* Start Data supplied *
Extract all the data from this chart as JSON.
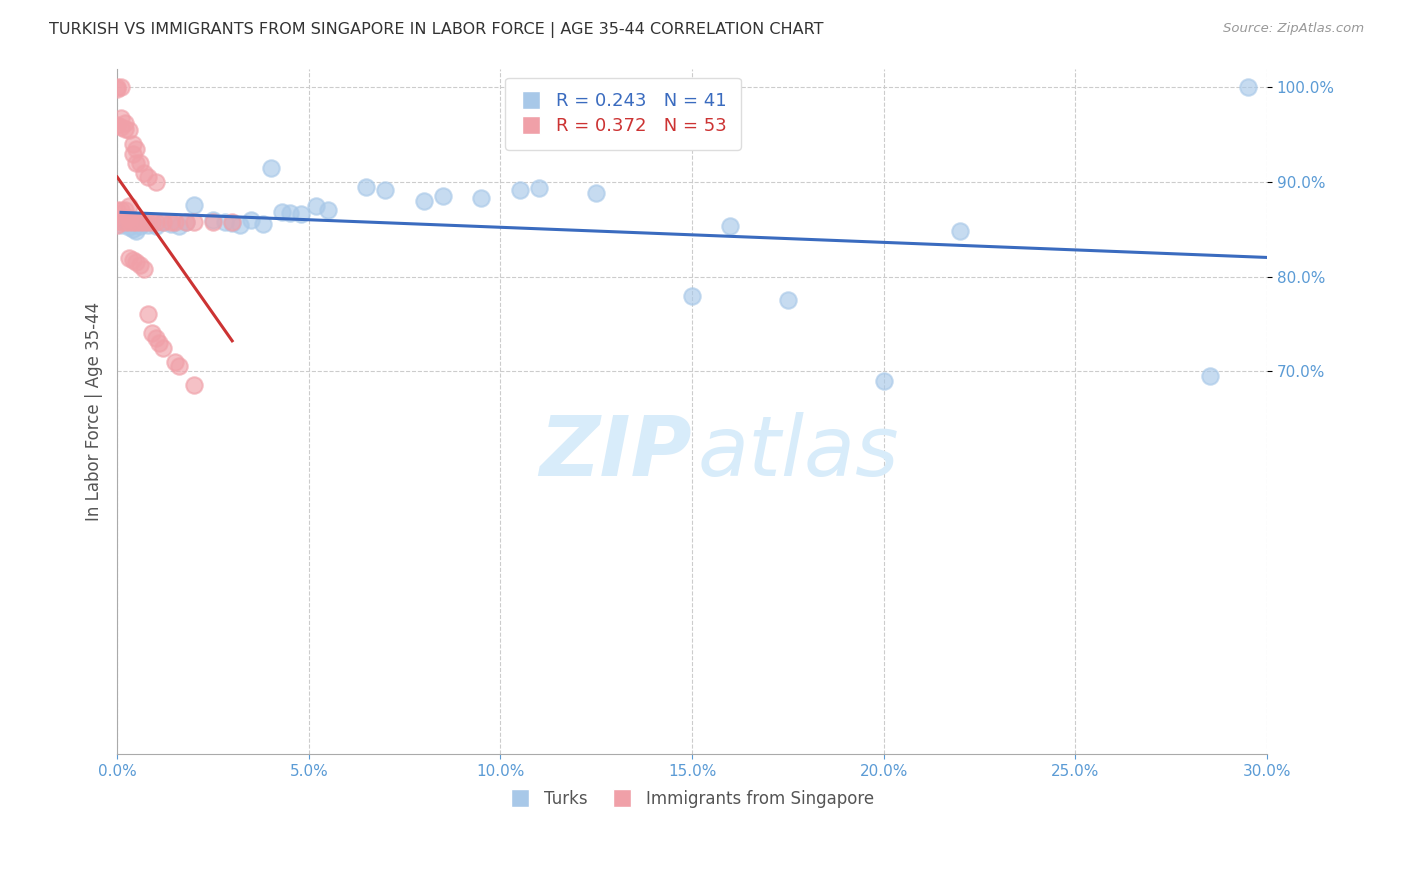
{
  "title": "TURKISH VS IMMIGRANTS FROM SINGAPORE IN LABOR FORCE | AGE 35-44 CORRELATION CHART",
  "source": "Source: ZipAtlas.com",
  "ylabel": "In Labor Force | Age 35-44",
  "xlim": [
    0.0,
    0.3
  ],
  "ylim": [
    0.295,
    1.02
  ],
  "yticks": [
    0.7,
    0.8,
    0.9,
    1.0
  ],
  "ytick_labels": [
    "70.0%",
    "80.0%",
    "90.0%",
    "100.0%"
  ],
  "xticks": [
    0.0,
    0.05,
    0.1,
    0.15,
    0.2,
    0.25,
    0.3
  ],
  "xtick_labels": [
    "0.0%",
    "5.0%",
    "10.0%",
    "15.0%",
    "20.0%",
    "25.0%",
    "30.0%"
  ],
  "blue_color": "#A8C8E8",
  "pink_color": "#F0A0A8",
  "blue_line_color": "#3A6BBF",
  "pink_line_color": "#CC3333",
  "legend_blue_R": "0.243",
  "legend_blue_N": "41",
  "legend_pink_R": "0.372",
  "legend_pink_N": "53",
  "legend_label_blue": "Turks",
  "legend_label_pink": "Immigrants from Singapore",
  "blue_x": [
    0.001,
    0.002,
    0.003,
    0.004,
    0.005,
    0.006,
    0.007,
    0.008,
    0.01,
    0.012,
    0.014,
    0.016,
    0.018,
    0.02,
    0.025,
    0.028,
    0.03,
    0.032,
    0.035,
    0.038,
    0.04,
    0.043,
    0.045,
    0.048,
    0.052,
    0.055,
    0.065,
    0.07,
    0.08,
    0.085,
    0.095,
    0.105,
    0.11,
    0.125,
    0.15,
    0.16,
    0.175,
    0.2,
    0.22,
    0.285,
    0.295
  ],
  "blue_y": [
    0.855,
    0.858,
    0.852,
    0.85,
    0.848,
    0.853,
    0.857,
    0.855,
    0.854,
    0.858,
    0.856,
    0.854,
    0.858,
    0.876,
    0.86,
    0.858,
    0.857,
    0.855,
    0.86,
    0.856,
    0.915,
    0.868,
    0.867,
    0.866,
    0.875,
    0.87,
    0.895,
    0.892,
    0.88,
    0.885,
    0.883,
    0.892,
    0.894,
    0.888,
    0.78,
    0.854,
    0.775,
    0.69,
    0.848,
    0.695,
    1.0
  ],
  "pink_x": [
    0.0,
    0.0,
    0.0,
    0.0,
    0.0,
    0.001,
    0.001,
    0.001,
    0.001,
    0.001,
    0.002,
    0.002,
    0.002,
    0.002,
    0.003,
    0.003,
    0.003,
    0.003,
    0.004,
    0.004,
    0.004,
    0.005,
    0.005,
    0.005,
    0.006,
    0.006,
    0.007,
    0.007,
    0.008,
    0.008,
    0.009,
    0.01,
    0.01,
    0.012,
    0.014,
    0.015,
    0.018,
    0.02,
    0.025,
    0.03,
    0.003,
    0.004,
    0.005,
    0.006,
    0.007,
    0.008,
    0.009,
    0.01,
    0.011,
    0.012,
    0.015,
    0.016,
    0.02
  ],
  "pink_y": [
    1.0,
    0.998,
    0.96,
    0.87,
    0.855,
    1.0,
    0.968,
    0.958,
    0.87,
    0.858,
    0.962,
    0.956,
    0.87,
    0.858,
    0.955,
    0.875,
    0.862,
    0.858,
    0.94,
    0.93,
    0.858,
    0.935,
    0.92,
    0.858,
    0.92,
    0.858,
    0.91,
    0.858,
    0.905,
    0.858,
    0.858,
    0.9,
    0.858,
    0.858,
    0.858,
    0.858,
    0.858,
    0.858,
    0.858,
    0.858,
    0.82,
    0.818,
    0.815,
    0.812,
    0.808,
    0.76,
    0.74,
    0.735,
    0.73,
    0.725,
    0.71,
    0.705,
    0.685
  ],
  "background_color": "#FFFFFF",
  "grid_color": "#CCCCCC",
  "title_color": "#333333",
  "tick_color": "#5B9BD5",
  "watermark_color": "#D8ECFA"
}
* End Data supplied *
> [Task instructions]:
Transcribe each entry above exactly, apart from the pictures.

> [Exercise response]:
Extract all the data from this chart as JSON.
{
  "title": "TURKISH VS IMMIGRANTS FROM SINGAPORE IN LABOR FORCE | AGE 35-44 CORRELATION CHART",
  "source": "Source: ZipAtlas.com",
  "ylabel": "In Labor Force | Age 35-44",
  "xlim": [
    0.0,
    0.3
  ],
  "ylim": [
    0.295,
    1.02
  ],
  "yticks": [
    0.7,
    0.8,
    0.9,
    1.0
  ],
  "ytick_labels": [
    "70.0%",
    "80.0%",
    "90.0%",
    "100.0%"
  ],
  "xticks": [
    0.0,
    0.05,
    0.1,
    0.15,
    0.2,
    0.25,
    0.3
  ],
  "xtick_labels": [
    "0.0%",
    "5.0%",
    "10.0%",
    "15.0%",
    "20.0%",
    "25.0%",
    "30.0%"
  ],
  "blue_color": "#A8C8E8",
  "pink_color": "#F0A0A8",
  "blue_line_color": "#3A6BBF",
  "pink_line_color": "#CC3333",
  "legend_blue_R": "0.243",
  "legend_blue_N": "41",
  "legend_pink_R": "0.372",
  "legend_pink_N": "53",
  "legend_label_blue": "Turks",
  "legend_label_pink": "Immigrants from Singapore",
  "blue_x": [
    0.001,
    0.002,
    0.003,
    0.004,
    0.005,
    0.006,
    0.007,
    0.008,
    0.01,
    0.012,
    0.014,
    0.016,
    0.018,
    0.02,
    0.025,
    0.028,
    0.03,
    0.032,
    0.035,
    0.038,
    0.04,
    0.043,
    0.045,
    0.048,
    0.052,
    0.055,
    0.065,
    0.07,
    0.08,
    0.085,
    0.095,
    0.105,
    0.11,
    0.125,
    0.15,
    0.16,
    0.175,
    0.2,
    0.22,
    0.285,
    0.295
  ],
  "blue_y": [
    0.855,
    0.858,
    0.852,
    0.85,
    0.848,
    0.853,
    0.857,
    0.855,
    0.854,
    0.858,
    0.856,
    0.854,
    0.858,
    0.876,
    0.86,
    0.858,
    0.857,
    0.855,
    0.86,
    0.856,
    0.915,
    0.868,
    0.867,
    0.866,
    0.875,
    0.87,
    0.895,
    0.892,
    0.88,
    0.885,
    0.883,
    0.892,
    0.894,
    0.888,
    0.78,
    0.854,
    0.775,
    0.69,
    0.848,
    0.695,
    1.0
  ],
  "pink_x": [
    0.0,
    0.0,
    0.0,
    0.0,
    0.0,
    0.001,
    0.001,
    0.001,
    0.001,
    0.001,
    0.002,
    0.002,
    0.002,
    0.002,
    0.003,
    0.003,
    0.003,
    0.003,
    0.004,
    0.004,
    0.004,
    0.005,
    0.005,
    0.005,
    0.006,
    0.006,
    0.007,
    0.007,
    0.008,
    0.008,
    0.009,
    0.01,
    0.01,
    0.012,
    0.014,
    0.015,
    0.018,
    0.02,
    0.025,
    0.03,
    0.003,
    0.004,
    0.005,
    0.006,
    0.007,
    0.008,
    0.009,
    0.01,
    0.011,
    0.012,
    0.015,
    0.016,
    0.02
  ],
  "pink_y": [
    1.0,
    0.998,
    0.96,
    0.87,
    0.855,
    1.0,
    0.968,
    0.958,
    0.87,
    0.858,
    0.962,
    0.956,
    0.87,
    0.858,
    0.955,
    0.875,
    0.862,
    0.858,
    0.94,
    0.93,
    0.858,
    0.935,
    0.92,
    0.858,
    0.92,
    0.858,
    0.91,
    0.858,
    0.905,
    0.858,
    0.858,
    0.9,
    0.858,
    0.858,
    0.858,
    0.858,
    0.858,
    0.858,
    0.858,
    0.858,
    0.82,
    0.818,
    0.815,
    0.812,
    0.808,
    0.76,
    0.74,
    0.735,
    0.73,
    0.725,
    0.71,
    0.705,
    0.685
  ],
  "background_color": "#FFFFFF",
  "grid_color": "#CCCCCC",
  "title_color": "#333333",
  "tick_color": "#5B9BD5",
  "watermark_color": "#D8ECFA"
}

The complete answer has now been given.